- **What you have to do**: In the records below, find each line containing the word "trend" and copy it.

- **Records for this task**:
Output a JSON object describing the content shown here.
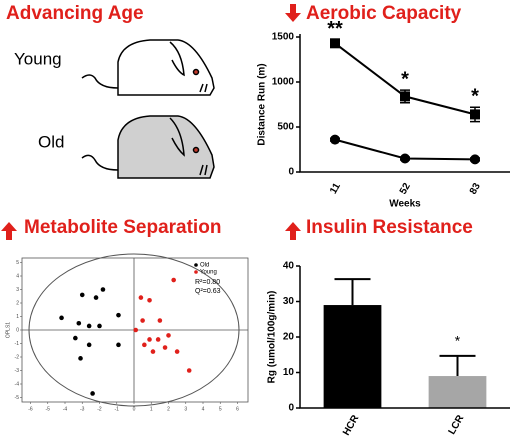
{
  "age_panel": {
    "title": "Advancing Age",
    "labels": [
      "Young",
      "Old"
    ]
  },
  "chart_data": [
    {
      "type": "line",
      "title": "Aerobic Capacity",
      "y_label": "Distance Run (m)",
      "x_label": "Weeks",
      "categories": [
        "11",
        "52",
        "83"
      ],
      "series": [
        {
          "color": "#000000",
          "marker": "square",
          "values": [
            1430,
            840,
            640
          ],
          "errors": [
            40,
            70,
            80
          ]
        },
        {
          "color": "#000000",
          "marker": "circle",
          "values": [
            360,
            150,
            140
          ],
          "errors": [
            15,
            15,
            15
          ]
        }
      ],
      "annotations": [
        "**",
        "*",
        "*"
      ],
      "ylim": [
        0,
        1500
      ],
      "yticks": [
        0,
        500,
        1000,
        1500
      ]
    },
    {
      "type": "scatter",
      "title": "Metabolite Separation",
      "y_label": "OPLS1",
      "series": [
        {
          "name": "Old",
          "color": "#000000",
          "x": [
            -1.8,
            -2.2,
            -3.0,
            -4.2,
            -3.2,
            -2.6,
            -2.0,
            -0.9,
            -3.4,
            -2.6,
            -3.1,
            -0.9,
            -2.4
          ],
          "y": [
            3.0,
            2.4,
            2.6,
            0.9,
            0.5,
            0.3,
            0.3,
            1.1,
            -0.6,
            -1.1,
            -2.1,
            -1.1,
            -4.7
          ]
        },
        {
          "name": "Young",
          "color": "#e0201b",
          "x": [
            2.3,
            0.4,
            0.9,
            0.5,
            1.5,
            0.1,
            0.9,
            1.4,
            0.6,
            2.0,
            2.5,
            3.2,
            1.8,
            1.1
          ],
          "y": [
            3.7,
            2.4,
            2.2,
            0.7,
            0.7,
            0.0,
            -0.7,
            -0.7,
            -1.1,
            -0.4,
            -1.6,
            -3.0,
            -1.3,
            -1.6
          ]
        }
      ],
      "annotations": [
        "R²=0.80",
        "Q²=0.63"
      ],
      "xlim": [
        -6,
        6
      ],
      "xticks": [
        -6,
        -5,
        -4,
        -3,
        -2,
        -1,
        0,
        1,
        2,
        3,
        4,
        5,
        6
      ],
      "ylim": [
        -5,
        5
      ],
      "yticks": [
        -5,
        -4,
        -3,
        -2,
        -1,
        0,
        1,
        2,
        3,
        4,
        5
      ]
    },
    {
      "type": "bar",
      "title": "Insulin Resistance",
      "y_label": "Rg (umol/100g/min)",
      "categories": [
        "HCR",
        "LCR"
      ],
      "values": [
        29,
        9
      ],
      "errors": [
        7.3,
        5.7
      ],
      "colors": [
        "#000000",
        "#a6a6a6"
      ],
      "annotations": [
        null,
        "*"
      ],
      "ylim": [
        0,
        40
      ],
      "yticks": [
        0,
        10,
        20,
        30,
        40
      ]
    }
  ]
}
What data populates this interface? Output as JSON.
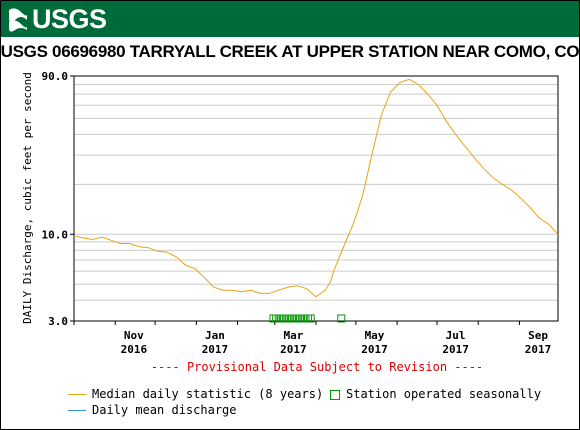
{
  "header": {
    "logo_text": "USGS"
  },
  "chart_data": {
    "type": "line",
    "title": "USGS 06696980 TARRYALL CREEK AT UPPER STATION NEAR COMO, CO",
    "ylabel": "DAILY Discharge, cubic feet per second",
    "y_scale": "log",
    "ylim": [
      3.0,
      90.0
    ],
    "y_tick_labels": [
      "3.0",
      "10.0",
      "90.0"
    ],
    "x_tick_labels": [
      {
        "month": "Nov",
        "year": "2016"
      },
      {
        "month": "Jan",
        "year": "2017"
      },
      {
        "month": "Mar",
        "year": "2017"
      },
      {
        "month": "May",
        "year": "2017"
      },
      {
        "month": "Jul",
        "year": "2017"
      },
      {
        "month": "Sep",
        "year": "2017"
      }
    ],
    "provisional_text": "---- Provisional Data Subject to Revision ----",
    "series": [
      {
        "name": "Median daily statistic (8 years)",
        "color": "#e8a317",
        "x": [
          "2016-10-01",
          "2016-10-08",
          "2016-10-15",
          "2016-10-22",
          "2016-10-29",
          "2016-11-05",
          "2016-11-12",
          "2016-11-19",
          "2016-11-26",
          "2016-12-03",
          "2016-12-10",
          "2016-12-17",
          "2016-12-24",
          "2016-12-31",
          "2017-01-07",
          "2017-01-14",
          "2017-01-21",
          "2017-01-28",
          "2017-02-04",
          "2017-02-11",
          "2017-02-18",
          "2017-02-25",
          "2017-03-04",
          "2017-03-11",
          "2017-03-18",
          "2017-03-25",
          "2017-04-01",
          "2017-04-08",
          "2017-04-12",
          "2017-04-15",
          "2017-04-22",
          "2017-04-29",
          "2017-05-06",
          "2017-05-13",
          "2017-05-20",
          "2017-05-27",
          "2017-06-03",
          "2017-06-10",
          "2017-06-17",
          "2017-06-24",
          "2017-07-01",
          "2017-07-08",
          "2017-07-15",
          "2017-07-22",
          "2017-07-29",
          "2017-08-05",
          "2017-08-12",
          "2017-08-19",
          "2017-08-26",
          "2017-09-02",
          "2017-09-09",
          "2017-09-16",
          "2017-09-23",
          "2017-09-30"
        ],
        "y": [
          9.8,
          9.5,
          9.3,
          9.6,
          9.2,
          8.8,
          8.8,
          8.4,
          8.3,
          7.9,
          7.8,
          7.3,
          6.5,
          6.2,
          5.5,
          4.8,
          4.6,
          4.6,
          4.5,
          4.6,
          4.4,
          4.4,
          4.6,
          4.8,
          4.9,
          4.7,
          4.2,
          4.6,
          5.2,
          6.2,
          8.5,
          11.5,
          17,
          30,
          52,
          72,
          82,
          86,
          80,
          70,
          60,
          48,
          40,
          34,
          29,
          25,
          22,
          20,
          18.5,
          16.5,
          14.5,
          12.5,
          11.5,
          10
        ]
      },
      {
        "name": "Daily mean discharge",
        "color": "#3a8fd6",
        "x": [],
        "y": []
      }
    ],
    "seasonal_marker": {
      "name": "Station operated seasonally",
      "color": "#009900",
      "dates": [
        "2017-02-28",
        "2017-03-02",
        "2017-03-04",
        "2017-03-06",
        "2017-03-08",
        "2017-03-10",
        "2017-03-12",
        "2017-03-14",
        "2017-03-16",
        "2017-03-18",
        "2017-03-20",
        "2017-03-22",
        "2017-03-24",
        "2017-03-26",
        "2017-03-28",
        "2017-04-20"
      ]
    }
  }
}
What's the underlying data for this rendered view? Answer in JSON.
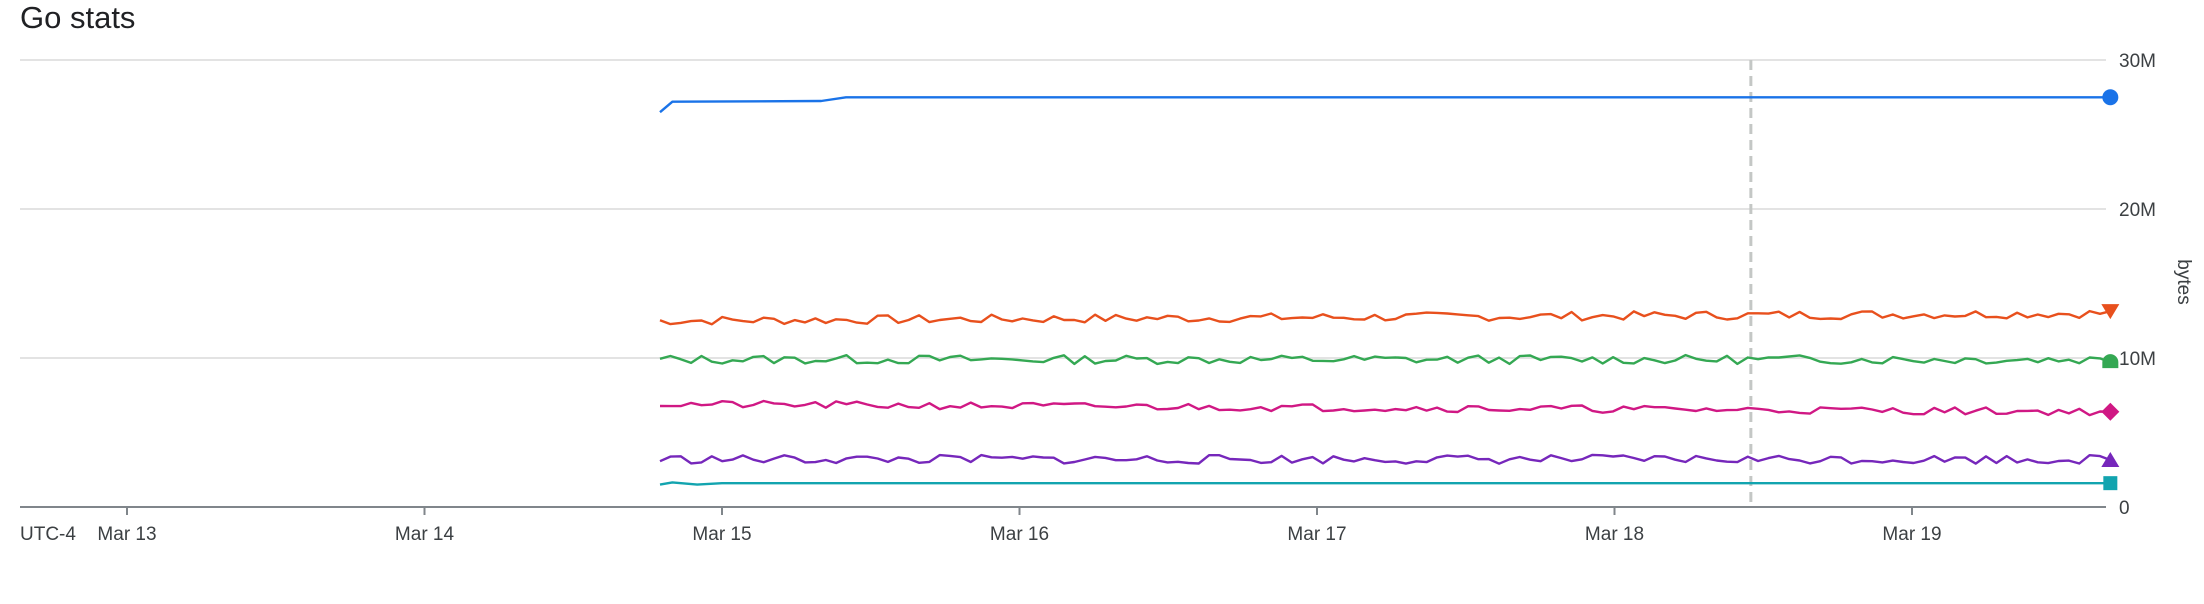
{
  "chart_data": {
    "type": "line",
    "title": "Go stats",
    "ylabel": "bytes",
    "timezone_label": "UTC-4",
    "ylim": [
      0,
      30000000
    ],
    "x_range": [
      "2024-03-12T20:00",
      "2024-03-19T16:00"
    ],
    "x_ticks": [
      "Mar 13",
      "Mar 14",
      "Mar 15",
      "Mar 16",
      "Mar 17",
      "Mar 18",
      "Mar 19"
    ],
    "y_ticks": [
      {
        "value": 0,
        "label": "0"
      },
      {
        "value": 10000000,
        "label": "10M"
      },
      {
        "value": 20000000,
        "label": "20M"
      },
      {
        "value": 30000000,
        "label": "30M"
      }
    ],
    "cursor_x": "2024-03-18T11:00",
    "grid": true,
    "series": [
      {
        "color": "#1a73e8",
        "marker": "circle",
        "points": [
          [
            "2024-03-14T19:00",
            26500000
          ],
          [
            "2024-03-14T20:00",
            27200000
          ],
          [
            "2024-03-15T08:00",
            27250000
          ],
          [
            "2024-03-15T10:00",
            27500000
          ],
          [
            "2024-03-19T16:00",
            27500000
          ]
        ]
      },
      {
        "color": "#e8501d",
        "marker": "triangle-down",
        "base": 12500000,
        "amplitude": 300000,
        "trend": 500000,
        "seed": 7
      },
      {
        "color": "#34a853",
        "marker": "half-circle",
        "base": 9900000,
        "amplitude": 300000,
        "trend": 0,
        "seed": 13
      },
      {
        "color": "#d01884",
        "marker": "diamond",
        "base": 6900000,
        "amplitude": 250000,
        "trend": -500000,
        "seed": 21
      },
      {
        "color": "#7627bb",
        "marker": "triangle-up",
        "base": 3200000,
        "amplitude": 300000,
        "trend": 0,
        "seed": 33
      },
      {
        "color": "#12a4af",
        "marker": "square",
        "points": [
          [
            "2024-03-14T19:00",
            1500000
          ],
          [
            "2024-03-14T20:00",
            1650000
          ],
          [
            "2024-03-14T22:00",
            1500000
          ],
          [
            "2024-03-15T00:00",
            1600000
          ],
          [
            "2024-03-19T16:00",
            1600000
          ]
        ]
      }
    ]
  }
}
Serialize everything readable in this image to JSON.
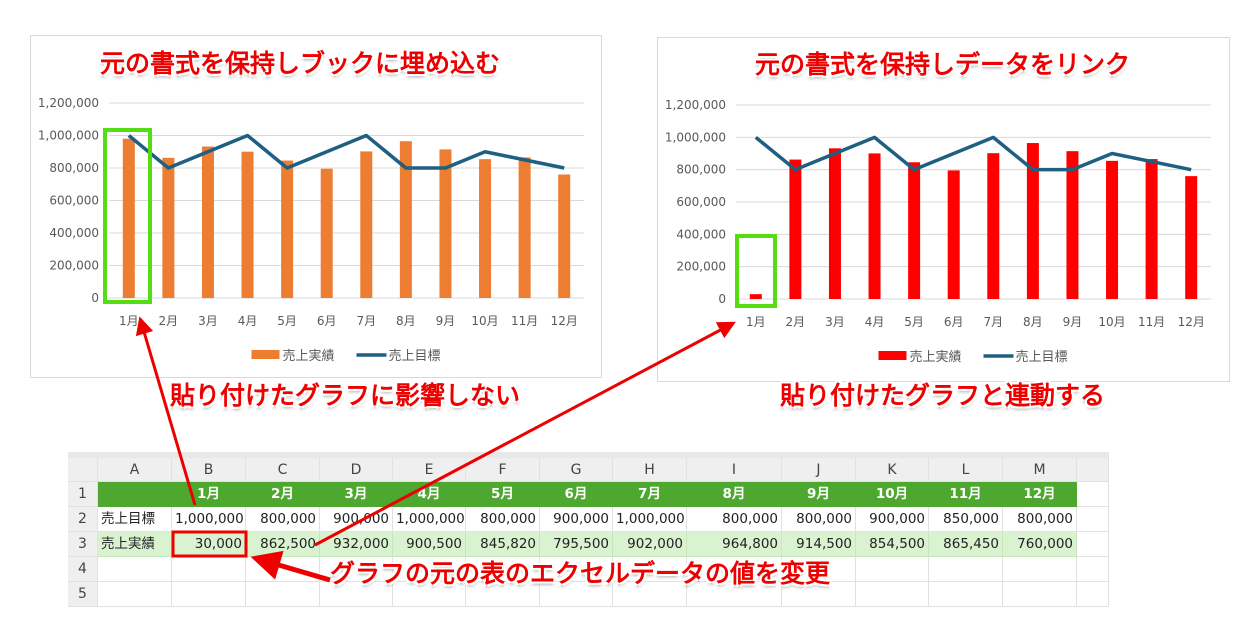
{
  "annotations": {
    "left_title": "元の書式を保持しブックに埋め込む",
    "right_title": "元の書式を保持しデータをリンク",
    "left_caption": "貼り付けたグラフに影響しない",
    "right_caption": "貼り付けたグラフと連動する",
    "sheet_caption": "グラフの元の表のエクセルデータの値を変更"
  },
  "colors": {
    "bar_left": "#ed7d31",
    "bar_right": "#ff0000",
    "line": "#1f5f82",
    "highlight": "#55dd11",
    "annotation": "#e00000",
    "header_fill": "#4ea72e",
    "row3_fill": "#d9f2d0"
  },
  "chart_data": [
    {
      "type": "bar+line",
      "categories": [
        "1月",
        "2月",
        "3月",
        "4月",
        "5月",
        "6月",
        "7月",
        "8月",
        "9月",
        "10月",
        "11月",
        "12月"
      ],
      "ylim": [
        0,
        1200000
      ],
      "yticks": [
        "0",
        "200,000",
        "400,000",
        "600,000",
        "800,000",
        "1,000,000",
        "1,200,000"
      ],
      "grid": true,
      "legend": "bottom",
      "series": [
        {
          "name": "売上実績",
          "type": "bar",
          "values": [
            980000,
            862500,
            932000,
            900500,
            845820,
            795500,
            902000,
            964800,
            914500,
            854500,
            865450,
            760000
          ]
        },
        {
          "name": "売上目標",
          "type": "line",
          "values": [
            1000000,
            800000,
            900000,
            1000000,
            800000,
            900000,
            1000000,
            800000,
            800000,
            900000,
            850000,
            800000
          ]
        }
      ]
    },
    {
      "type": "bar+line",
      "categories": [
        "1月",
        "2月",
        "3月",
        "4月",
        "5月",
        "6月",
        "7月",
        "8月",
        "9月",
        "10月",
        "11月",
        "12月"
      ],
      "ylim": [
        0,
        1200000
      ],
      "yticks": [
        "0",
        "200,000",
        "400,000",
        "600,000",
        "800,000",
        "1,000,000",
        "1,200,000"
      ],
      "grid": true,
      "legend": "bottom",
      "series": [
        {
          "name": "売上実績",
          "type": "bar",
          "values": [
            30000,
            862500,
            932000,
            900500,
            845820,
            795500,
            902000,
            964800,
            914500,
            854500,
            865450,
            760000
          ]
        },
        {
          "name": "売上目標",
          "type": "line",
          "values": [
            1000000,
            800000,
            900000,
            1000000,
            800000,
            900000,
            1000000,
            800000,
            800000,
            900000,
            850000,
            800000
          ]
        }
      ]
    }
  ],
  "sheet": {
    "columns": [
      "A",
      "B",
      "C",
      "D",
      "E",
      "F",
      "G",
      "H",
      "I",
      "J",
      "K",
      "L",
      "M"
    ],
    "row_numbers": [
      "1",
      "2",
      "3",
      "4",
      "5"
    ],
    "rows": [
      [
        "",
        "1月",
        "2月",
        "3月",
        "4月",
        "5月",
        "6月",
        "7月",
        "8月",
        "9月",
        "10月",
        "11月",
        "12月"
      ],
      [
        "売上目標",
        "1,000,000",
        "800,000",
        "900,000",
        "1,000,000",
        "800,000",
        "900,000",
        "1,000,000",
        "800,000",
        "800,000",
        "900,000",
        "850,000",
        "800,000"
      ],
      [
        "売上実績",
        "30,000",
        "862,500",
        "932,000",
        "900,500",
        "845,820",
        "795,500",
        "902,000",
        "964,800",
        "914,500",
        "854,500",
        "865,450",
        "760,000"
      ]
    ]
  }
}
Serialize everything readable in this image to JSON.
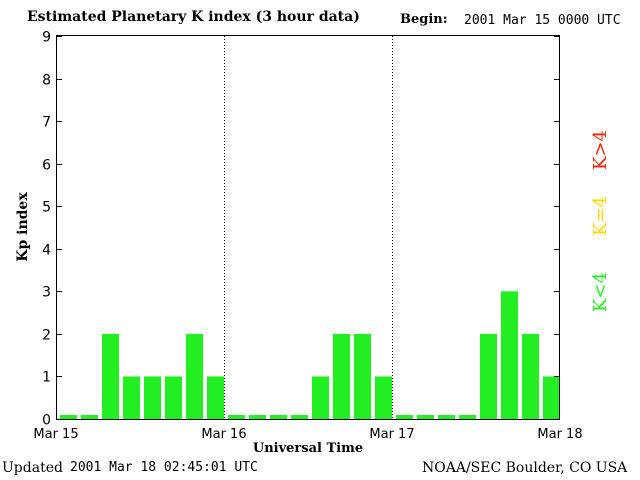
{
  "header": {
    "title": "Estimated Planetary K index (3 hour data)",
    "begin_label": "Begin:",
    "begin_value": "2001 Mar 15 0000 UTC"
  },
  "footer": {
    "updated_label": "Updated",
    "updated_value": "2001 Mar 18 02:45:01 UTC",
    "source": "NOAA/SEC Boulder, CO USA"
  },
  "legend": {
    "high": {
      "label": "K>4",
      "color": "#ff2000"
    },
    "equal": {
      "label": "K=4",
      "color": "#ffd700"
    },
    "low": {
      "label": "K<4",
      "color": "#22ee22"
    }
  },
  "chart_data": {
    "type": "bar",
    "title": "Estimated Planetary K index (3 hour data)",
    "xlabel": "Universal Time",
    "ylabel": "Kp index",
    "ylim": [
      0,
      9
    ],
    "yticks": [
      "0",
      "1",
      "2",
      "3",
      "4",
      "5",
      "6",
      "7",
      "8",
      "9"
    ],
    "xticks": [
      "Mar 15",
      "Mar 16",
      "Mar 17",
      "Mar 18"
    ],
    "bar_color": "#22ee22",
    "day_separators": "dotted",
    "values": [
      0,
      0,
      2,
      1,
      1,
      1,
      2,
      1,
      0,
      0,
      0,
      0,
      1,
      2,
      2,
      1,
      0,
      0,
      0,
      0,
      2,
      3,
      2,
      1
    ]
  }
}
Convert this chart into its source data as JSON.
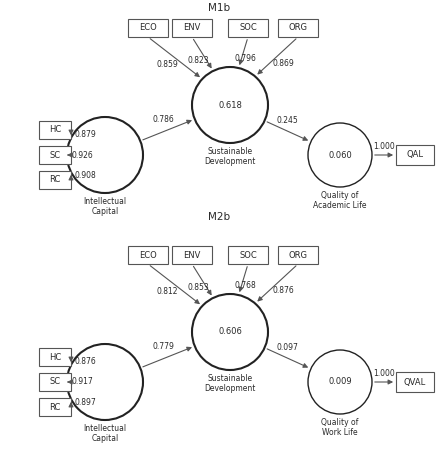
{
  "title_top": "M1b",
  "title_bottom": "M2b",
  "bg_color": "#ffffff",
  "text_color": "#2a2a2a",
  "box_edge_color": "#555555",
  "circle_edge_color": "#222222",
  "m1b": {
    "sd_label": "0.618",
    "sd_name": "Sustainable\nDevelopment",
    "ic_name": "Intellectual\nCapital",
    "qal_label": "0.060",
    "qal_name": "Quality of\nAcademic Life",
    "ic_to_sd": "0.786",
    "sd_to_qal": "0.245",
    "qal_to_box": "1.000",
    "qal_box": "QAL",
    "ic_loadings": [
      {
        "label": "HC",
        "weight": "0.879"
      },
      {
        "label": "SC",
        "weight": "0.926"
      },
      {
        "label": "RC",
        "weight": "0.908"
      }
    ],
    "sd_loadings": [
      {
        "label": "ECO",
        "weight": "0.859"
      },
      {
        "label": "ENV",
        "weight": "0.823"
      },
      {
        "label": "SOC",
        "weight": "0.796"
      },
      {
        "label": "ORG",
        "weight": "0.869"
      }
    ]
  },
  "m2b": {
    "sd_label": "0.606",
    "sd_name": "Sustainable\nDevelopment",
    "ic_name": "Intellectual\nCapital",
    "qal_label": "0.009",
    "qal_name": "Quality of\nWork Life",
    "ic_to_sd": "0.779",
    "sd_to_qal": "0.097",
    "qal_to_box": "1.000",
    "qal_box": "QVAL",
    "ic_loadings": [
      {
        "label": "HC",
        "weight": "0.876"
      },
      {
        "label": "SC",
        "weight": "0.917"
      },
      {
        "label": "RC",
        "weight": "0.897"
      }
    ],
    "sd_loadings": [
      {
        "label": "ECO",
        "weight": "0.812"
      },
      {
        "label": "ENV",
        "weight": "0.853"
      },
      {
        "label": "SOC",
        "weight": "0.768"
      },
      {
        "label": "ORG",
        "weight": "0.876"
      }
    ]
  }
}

- **Correct answer**:
        "trend": 500000,
        "trend": 0,
        "trend": -500000,
        "trend": 0,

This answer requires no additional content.